▶ [Document]
--- start ---
The PET injection blow molder also has commercialized a ``warm-fill technology'' that uses nitrogen to dramatically raise the temperature at which liquids can be poured into unreinforced PET bottles. The method is not quite capable of challenging the more- expensive heat-set process traditionally used for high-temperature filling.

The new facility should be operating by mid-1998 in an undecided location in Illinois, Iowa or Missouri, President Timothy Frank said April 7 in Hanover.

The plant will be similar in size and have the same makeup of machines as the company's two other plants, in Hanover and Morrow, Ga., which will allow it to

continue serving its customers from any of its plants.

The Midwestern plant will have 10-12 production lines and about 80 employees, but could become the company's largest because one-third of its busines currently is shipped to the Midwest and West, Frank said.

While the firm still is debating buying an existing site or building a green-field plant, it will expand, he said. Grafco hired a site consultant, he said.

The firm was 51st in the 1996 Plastics News ranking of North American blow molders, with $26 million in sales. The ranking was published in November; Grafco's actual full-year sales were $30 million.

The warm-fill process raises the temperature at which liquid can be poured into PET containers without the bottle collapsing or losing its shape when the liquid cools, said Dale Behm, director of engineering at Grafco.

Now, liquids as hot as 175 F can be poured straight into containers, up from about 130 F previously, he said. The bottles are strengthened by adding a precisely measured drop of nitrogen when they are filled.

Improvements in dosage systems in the past few years have made it possible, he said.

Food processors have long used nitrogen gas to drive off oxygen.

Grafco officials said they are very close to an agreement with Reynolds Can Machinery, part of Reynolds Metals Co., in Richmond, Va., to be the exclusive representative of the nitrogen process that Reynolds has developed.
--- end ---
▶ [Short exercise 1]
Answer these questions about the Grafco article:
(a) About how many employees is the planned Midwestern plant expected to have?
(b) What were Grafco's actual full-year sales?
(c) With the warm-fill process, how hot can liquids now be when poured straight into containers?

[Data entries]
--- start ---
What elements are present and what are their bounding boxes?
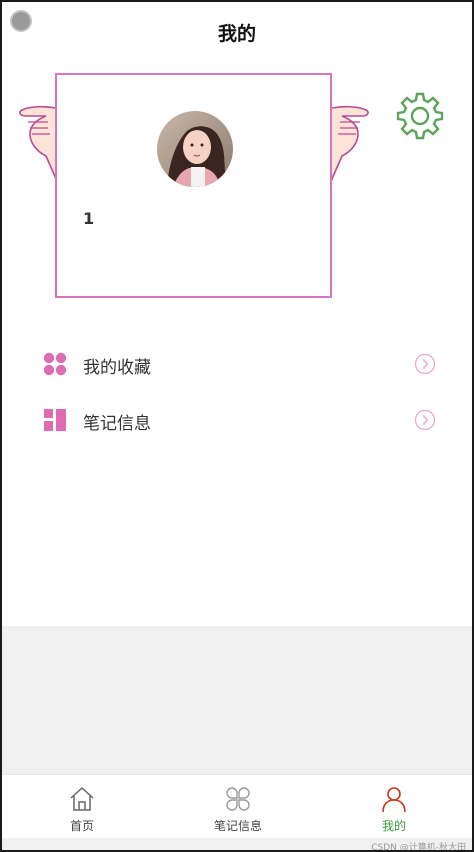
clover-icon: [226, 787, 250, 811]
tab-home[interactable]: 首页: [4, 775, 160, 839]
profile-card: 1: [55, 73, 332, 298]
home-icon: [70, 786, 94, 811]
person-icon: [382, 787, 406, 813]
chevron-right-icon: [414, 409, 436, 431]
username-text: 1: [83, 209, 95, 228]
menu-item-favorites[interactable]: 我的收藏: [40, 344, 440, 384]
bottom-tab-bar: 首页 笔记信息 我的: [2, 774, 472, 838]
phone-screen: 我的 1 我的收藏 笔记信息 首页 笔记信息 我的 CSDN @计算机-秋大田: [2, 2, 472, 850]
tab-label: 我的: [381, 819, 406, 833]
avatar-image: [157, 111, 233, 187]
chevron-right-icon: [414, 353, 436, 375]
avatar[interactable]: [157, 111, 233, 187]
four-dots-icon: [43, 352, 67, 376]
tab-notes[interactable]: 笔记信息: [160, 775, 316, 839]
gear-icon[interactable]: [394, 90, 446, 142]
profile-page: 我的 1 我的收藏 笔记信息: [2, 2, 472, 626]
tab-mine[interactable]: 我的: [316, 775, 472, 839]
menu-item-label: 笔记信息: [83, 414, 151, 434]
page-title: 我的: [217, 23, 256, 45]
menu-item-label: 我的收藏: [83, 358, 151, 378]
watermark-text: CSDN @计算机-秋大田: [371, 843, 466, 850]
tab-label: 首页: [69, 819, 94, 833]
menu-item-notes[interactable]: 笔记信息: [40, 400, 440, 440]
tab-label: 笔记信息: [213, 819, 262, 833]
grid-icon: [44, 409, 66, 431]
--- end ---
--- start ---
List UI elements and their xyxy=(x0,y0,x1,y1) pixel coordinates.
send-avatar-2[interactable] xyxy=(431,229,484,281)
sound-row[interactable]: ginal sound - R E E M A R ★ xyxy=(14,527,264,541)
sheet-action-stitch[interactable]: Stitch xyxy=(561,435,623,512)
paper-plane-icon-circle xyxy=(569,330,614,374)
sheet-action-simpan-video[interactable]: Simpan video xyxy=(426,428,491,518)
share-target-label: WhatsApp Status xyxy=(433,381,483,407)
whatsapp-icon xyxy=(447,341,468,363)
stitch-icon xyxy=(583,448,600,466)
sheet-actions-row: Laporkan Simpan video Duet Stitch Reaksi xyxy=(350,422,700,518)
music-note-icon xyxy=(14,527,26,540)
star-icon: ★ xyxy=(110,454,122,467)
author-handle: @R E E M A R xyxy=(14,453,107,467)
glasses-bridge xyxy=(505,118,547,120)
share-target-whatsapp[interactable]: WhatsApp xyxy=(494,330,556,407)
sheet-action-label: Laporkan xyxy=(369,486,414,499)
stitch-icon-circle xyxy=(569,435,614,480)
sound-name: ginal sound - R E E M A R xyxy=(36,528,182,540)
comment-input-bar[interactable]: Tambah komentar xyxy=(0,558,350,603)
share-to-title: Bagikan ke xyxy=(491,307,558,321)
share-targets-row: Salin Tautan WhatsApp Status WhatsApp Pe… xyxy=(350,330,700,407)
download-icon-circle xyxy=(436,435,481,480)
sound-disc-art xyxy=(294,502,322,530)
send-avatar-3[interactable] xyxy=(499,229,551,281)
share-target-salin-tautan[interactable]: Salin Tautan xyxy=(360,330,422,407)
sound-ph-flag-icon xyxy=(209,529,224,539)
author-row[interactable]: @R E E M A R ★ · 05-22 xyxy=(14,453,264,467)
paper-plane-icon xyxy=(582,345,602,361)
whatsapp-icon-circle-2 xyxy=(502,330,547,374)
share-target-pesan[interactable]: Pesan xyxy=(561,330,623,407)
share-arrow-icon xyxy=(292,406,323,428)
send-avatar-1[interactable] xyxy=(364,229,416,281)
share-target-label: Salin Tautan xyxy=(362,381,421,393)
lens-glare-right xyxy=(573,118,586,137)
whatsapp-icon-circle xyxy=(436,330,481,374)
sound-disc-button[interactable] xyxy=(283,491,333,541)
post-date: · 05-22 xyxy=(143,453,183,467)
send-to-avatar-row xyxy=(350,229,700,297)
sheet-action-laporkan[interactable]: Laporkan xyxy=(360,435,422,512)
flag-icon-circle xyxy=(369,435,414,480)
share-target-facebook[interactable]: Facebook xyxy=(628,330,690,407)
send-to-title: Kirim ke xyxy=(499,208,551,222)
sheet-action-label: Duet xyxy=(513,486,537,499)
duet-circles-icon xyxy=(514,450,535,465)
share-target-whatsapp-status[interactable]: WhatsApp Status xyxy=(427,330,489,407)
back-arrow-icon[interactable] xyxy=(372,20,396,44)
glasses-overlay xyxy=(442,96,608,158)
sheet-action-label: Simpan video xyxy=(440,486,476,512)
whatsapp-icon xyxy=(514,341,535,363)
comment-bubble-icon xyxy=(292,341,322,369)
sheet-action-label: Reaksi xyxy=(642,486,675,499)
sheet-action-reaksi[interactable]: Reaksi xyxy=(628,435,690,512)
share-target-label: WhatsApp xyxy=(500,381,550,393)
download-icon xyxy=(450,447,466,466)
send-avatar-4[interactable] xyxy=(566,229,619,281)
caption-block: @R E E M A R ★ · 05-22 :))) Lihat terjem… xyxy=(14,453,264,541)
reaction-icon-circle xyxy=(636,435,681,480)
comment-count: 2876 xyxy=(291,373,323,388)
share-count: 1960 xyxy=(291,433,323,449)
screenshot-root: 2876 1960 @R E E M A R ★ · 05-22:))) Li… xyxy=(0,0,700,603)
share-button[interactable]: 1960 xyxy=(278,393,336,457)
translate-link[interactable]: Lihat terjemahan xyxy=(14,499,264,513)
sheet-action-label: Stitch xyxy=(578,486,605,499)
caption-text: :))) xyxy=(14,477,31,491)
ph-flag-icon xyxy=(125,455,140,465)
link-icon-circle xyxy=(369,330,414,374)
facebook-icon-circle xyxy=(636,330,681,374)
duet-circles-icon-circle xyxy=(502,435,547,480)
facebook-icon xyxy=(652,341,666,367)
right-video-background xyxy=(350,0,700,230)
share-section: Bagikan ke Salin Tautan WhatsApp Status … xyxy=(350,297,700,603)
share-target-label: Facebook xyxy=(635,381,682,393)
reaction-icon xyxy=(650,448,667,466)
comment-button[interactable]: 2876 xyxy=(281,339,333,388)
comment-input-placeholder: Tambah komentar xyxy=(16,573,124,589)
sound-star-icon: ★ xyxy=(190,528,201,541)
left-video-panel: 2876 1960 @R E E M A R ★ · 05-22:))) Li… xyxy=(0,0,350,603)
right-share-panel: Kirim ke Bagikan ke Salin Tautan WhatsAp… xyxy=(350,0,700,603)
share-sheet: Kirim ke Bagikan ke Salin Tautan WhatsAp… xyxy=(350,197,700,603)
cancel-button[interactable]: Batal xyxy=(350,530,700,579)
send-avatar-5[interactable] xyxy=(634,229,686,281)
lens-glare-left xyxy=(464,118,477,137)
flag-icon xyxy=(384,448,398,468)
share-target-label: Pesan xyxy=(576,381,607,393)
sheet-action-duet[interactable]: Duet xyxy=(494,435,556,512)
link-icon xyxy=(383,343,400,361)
--- end ---
--- start ---
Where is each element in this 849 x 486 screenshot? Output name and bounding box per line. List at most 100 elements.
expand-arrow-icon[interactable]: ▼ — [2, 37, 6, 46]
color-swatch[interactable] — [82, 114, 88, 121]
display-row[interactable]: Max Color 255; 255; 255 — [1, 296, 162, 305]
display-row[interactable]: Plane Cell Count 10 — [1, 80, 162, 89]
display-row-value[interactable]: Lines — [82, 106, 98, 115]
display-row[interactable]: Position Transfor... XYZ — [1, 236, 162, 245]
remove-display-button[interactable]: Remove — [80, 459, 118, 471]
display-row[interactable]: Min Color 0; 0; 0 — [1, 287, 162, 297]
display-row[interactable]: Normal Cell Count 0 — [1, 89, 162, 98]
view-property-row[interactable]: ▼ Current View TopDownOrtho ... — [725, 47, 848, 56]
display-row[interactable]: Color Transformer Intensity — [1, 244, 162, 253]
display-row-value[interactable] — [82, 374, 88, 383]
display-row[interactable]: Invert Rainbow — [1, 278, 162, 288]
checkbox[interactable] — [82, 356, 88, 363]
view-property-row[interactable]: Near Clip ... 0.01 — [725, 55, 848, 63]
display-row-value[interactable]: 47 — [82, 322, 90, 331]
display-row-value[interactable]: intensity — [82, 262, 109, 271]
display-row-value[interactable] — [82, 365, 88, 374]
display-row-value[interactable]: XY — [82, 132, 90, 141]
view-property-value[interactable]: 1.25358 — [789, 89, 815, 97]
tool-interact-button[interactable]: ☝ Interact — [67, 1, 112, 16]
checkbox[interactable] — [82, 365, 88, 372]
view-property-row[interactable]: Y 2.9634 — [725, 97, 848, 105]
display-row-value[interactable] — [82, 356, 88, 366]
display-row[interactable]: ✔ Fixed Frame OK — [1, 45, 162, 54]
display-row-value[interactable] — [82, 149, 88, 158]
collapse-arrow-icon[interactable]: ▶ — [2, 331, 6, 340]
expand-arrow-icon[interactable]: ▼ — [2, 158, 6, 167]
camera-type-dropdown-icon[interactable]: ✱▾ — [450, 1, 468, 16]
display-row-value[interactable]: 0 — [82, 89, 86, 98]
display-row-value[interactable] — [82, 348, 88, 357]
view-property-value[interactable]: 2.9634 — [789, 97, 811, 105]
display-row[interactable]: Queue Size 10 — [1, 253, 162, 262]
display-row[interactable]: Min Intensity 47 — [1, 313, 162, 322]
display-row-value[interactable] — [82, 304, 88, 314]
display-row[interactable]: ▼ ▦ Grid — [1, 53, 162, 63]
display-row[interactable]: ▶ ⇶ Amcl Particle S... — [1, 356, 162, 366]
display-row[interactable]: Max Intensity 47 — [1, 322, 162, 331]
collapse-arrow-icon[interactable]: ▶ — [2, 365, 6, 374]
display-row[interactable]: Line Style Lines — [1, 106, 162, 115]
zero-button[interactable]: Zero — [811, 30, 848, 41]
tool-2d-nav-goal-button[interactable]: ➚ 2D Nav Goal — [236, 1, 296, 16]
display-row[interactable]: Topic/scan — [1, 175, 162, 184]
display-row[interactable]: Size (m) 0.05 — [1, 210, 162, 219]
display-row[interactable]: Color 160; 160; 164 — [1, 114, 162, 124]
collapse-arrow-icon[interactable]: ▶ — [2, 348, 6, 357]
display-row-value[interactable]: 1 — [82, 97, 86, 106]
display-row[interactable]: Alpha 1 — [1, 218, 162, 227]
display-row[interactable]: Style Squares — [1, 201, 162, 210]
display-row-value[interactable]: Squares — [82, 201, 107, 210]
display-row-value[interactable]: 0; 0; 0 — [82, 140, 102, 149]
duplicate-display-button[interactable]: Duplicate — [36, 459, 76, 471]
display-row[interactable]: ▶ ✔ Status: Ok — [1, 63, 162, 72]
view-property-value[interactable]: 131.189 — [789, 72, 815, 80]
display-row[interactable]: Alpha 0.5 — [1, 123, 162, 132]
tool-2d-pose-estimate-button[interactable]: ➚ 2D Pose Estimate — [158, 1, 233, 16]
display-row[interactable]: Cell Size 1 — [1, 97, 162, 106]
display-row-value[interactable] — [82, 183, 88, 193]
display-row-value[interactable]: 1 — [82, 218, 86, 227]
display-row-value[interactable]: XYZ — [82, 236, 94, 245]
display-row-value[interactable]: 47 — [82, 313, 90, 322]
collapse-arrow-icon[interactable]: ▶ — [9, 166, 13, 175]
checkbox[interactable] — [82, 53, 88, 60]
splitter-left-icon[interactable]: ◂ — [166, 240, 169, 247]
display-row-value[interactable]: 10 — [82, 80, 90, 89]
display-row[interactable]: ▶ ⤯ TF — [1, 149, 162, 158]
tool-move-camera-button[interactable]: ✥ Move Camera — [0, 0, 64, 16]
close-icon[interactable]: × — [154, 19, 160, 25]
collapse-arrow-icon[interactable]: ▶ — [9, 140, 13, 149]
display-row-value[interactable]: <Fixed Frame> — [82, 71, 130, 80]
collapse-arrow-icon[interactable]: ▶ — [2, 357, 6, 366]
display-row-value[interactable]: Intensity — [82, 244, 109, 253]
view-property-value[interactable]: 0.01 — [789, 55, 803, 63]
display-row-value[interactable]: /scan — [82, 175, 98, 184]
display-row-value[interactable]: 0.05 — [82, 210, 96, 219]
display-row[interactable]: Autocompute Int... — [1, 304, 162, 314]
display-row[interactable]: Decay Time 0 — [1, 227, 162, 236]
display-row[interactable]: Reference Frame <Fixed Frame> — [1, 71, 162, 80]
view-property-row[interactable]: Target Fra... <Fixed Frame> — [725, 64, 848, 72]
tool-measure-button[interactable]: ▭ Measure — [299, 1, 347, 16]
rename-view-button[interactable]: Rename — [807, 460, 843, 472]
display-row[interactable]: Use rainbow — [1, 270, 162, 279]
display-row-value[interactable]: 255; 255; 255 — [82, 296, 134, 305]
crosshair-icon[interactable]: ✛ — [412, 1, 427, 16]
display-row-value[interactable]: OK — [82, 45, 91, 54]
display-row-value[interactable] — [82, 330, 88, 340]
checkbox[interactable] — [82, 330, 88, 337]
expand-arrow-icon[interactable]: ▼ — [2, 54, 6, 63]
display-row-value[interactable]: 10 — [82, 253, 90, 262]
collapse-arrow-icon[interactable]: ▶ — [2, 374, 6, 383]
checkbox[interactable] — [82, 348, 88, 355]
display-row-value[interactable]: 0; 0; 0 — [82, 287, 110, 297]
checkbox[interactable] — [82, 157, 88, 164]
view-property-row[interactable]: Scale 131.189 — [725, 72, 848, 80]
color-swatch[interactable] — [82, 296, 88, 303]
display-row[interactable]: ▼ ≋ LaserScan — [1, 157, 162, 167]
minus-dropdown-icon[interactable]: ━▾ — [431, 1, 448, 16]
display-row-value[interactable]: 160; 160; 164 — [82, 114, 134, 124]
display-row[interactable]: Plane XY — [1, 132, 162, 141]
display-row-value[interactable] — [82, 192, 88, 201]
--- end ---
▶ [Short exercise 2] In the data entries, render the lines starting at the line that contains "List UI elements" and ending at the line that contains "paper-plane-icon-circle xyxy=(569,330,614,374)" as a JSON list of strings, one string per line, with blank lines left out.

▶ [Correct answer 1]
(a) About 80.
(b) $30 million.
(c) As hot as 175 F.

▶ [Correct answer 2]
[
  "List UI elements and their xyxy=(x0,y0,x1,y1) pixel coordinates.",
  "send-avatar-2[interactable] xyxy=(431,229,484,281)",
  "sound-row[interactable]: ginal sound - R E E M A R ★ xyxy=(14,527,264,541)",
  "sheet-action-stitch[interactable]: Stitch xyxy=(561,435,623,512)",
  "paper-plane-icon-circle xyxy=(569,330,614,374)"
]